- GOAL
Copy each line of the records that contains the word "operating".

- THE RECORDS
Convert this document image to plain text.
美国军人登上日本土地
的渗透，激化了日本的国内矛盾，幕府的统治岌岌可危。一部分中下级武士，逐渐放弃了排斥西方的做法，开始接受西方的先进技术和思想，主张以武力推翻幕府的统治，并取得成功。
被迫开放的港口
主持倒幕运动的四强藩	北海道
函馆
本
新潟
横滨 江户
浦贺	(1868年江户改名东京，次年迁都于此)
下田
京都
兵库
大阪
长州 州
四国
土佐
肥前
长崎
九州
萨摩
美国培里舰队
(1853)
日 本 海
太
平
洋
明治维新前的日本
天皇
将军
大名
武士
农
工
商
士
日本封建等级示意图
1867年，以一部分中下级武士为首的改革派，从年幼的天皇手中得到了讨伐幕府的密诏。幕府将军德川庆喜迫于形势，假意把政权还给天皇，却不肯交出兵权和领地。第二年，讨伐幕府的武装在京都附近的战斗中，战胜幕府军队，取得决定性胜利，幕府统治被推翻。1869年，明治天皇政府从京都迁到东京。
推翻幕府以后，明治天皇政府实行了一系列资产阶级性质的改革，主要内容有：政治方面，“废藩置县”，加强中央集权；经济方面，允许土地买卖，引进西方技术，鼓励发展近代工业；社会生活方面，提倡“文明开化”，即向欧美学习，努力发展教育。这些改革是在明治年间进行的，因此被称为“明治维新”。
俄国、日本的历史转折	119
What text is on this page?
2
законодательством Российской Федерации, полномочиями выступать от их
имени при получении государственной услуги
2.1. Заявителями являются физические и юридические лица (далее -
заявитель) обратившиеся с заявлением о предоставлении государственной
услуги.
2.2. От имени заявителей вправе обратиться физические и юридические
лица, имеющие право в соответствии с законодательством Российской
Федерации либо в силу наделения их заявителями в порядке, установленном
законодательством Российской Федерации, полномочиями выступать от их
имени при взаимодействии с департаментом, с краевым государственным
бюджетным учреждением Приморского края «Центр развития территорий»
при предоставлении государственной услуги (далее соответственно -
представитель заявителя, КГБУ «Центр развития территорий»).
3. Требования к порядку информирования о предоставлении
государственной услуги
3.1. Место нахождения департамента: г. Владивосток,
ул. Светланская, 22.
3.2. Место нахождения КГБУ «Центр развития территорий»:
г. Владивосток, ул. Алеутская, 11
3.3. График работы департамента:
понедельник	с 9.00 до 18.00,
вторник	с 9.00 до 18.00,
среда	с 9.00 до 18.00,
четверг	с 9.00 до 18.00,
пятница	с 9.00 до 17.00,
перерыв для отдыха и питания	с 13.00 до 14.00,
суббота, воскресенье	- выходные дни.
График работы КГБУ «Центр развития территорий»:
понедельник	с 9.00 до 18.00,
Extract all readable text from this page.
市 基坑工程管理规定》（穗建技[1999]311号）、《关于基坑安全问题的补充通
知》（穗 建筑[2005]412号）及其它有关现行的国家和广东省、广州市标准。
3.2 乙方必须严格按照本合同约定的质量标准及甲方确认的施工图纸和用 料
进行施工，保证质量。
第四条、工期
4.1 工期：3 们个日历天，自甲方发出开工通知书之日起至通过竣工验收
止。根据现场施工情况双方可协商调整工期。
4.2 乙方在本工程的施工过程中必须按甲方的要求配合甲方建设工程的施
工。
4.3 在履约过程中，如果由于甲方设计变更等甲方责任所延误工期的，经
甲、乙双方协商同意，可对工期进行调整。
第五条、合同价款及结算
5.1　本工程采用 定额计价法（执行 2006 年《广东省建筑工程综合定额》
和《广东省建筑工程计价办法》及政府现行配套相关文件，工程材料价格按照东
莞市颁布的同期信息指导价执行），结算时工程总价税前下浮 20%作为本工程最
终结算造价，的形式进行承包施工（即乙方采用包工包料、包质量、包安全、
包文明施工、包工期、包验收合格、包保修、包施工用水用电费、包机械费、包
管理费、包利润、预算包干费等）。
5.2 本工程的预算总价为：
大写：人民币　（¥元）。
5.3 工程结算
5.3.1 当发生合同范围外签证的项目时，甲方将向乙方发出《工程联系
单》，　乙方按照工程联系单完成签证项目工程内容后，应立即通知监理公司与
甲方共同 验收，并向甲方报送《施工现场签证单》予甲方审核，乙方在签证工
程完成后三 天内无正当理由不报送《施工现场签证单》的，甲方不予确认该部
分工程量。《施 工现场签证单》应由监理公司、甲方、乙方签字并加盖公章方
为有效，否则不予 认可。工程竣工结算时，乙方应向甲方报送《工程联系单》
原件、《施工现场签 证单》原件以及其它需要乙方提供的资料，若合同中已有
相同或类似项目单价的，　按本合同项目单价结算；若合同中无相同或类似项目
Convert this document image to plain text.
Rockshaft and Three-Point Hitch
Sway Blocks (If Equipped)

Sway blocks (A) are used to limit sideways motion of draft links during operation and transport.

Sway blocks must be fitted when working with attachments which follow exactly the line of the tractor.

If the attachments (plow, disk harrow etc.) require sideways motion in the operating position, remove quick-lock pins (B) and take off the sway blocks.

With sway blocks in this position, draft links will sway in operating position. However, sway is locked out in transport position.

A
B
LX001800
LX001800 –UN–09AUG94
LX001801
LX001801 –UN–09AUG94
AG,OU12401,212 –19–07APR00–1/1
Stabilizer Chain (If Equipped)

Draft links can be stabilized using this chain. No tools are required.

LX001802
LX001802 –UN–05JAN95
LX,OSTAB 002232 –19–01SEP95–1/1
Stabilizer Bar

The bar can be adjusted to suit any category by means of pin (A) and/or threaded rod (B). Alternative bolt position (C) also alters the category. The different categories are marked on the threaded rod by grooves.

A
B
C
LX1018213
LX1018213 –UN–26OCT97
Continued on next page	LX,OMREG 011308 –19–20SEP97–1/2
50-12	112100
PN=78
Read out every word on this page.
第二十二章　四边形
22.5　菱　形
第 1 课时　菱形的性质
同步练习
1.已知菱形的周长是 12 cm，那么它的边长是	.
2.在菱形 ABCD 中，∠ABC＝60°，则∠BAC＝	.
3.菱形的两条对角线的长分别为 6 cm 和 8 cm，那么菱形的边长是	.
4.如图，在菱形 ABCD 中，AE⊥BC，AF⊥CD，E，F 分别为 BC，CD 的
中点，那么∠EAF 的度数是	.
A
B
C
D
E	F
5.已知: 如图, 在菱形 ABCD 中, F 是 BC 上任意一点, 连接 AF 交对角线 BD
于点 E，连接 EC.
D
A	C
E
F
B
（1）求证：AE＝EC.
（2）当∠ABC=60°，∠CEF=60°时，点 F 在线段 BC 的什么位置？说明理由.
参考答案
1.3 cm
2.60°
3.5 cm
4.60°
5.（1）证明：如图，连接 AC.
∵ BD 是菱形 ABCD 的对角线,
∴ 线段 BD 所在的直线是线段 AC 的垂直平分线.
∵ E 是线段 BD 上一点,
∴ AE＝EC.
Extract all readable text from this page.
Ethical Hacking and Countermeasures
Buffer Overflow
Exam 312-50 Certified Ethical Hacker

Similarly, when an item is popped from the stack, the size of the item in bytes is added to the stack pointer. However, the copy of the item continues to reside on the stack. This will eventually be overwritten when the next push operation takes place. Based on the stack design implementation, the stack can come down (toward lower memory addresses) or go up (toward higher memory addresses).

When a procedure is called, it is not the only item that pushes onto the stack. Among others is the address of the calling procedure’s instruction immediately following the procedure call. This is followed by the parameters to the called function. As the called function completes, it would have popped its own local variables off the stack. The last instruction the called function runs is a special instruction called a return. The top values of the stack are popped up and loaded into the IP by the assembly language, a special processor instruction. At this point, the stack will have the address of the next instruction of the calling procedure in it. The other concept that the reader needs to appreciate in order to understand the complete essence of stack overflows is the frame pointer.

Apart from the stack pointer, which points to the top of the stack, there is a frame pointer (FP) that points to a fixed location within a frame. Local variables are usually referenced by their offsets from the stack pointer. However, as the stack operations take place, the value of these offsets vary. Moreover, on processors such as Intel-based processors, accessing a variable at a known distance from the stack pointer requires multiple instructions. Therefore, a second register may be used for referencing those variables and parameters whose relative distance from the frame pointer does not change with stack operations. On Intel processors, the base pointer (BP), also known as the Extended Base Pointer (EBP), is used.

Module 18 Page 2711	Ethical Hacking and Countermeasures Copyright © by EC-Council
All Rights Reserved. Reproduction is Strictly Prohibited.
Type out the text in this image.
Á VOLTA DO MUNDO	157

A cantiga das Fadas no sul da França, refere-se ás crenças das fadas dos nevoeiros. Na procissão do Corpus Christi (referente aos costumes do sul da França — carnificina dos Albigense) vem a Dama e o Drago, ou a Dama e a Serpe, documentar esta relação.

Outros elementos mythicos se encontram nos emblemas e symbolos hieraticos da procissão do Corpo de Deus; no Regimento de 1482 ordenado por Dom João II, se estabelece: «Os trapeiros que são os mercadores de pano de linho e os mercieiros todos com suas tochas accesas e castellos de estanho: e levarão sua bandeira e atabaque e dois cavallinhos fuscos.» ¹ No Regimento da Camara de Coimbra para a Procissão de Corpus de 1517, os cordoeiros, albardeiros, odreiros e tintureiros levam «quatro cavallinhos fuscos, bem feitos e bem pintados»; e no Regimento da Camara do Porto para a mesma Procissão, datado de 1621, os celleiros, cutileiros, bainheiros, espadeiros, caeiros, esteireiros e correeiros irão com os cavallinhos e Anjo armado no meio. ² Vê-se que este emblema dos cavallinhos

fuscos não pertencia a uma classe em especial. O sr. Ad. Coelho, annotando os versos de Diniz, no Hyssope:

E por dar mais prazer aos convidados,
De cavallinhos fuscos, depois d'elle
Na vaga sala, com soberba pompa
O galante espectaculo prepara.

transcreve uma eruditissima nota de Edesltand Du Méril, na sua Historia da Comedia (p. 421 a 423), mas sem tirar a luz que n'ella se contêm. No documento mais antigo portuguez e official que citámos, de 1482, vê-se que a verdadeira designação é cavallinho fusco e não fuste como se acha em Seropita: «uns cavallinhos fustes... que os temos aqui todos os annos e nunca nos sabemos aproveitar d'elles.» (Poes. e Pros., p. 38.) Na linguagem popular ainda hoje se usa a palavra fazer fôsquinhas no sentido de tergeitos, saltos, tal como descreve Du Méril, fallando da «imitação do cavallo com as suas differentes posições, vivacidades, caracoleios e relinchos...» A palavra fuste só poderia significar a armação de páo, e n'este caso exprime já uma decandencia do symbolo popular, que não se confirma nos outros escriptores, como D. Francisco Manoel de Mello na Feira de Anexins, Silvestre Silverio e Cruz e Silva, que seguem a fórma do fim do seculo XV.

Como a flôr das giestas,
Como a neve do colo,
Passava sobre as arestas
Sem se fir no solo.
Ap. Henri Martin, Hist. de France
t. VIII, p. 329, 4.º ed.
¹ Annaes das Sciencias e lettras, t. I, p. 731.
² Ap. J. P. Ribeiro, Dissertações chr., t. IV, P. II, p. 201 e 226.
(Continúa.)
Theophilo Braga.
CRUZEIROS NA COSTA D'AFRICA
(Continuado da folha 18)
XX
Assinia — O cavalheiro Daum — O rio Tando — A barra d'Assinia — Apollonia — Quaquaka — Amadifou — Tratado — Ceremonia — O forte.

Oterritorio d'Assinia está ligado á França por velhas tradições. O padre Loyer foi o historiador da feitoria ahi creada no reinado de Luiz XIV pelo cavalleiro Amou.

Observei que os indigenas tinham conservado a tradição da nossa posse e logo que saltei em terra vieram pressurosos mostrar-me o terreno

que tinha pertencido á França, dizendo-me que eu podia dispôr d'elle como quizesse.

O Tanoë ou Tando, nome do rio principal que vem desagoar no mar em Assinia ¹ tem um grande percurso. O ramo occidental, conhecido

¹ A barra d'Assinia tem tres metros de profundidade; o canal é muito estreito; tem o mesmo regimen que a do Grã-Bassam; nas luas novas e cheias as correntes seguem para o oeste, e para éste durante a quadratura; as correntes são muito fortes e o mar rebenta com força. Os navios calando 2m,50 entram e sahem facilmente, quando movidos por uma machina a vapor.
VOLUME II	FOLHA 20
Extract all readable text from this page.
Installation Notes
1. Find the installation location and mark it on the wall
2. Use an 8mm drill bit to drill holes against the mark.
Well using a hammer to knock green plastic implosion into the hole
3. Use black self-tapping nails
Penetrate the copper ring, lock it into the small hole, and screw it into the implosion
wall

- CORRECT RESULT
If the attachments (plow, disk harrow etc.) require sideways motion in the operating position, remove quick-lock pins (B) and take off the sway blocks.
With sway blocks in this position, draft links will sway in operating position. However, sway is locked out in transport position.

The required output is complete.